** START Data to process **

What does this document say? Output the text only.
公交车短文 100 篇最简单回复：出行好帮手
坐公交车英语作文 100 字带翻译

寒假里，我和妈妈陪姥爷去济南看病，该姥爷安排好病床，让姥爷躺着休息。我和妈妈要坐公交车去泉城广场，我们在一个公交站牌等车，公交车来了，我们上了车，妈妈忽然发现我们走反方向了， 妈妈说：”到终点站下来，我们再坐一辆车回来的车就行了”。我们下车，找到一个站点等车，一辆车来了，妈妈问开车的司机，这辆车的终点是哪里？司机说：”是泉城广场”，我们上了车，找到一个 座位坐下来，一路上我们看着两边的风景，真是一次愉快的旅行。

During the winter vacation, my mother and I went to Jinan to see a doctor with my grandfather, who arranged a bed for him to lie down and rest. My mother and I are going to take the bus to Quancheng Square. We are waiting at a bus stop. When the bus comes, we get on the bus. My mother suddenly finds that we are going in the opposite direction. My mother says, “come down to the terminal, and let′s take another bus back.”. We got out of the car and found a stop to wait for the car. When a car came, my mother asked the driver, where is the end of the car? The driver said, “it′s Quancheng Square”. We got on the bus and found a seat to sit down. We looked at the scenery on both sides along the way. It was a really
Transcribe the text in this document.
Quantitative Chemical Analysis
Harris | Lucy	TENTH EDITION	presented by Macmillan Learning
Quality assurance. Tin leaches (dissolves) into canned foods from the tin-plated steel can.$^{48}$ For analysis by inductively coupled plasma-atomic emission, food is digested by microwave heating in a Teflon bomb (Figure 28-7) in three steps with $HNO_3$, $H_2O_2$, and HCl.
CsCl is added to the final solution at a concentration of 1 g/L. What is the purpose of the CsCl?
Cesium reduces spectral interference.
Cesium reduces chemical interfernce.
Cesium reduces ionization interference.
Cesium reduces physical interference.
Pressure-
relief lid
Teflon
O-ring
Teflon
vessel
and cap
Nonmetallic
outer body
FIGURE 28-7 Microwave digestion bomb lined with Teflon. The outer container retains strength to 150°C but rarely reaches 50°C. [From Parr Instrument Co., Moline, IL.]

** END Data to process **

> **What is asked**
The records above are to be copied in full, exactly as written.

> **Exercise output**
What does this document say? Output the text only.
公交车短文 100 篇最简单回复：出行好帮手
坐公交车英语作文 100 字带翻译

寒假里，我和妈妈陪姥爷去济南看病，该姥爷安排好病床，让姥爷躺着休息。我和妈妈要坐公交车去泉城广场，我们在一个公交站牌等车，公交车来了，我们上了车，妈妈忽然发现我们走反方向了， 妈妈说：”到终点站下来，我们再坐一辆车回来的车就行了”。我们下车，找到一个站点等车，一辆车来了，妈妈问开车的司机，这辆车的终点是哪里？司机说：”是泉城广场”，我们上了车，找到一个 座位坐下来，一路上我们看着两边的风景，真是一次愉快的旅行。

During the winter vacation, my mother and I went to Jinan to see a doctor with my grandfather, who arranged a bed for him to lie down and rest. My mother and I are going to take the bus to Quancheng Square. We are waiting at a bus stop. When the bus comes, we get on the bus. My mother suddenly finds that we are going in the opposite direction. My mother says, “come down to the terminal, and let′s take another bus back.”. We got out of the car and found a stop to wait for the car. When a car came, my mother asked the driver, where is the end of the car? The driver said, “it′s Quancheng Square”. We got on the bus and found a seat to sit down. We looked at the scenery on both sides along the way. It was a really
Transcribe the text in this document.
Quantitative Chemical Analysis
Harris | Lucy	TENTH EDITION	presented by Macmillan Learning
Quality assurance. Tin leaches (dissolves) into canned foods from the tin-plated steel can.$^{48}$ For analysis by inductively coupled plasma-atomic emission, food is digested by microwave heating in a Teflon bomb (Figure 28-7) in three steps with $HNO_3$, $H_2O_2$, and HCl.
CsCl is added to the final solution at a concentration of 1 g/L. What is the purpose of the CsCl?
Cesium reduces spectral interference.
Cesium reduces chemical interfernce.
Cesium reduces ionization interference.
Cesium reduces physical interference.
Pressure-
relief lid
Teflon
O-ring
Teflon
vessel
and cap
Nonmetallic
outer body
FIGURE 28-7 Microwave digestion bomb lined with Teflon. The outer container retains strength to 150°C but rarely reaches 50°C. [From Parr Instrument Co., Moline, IL.]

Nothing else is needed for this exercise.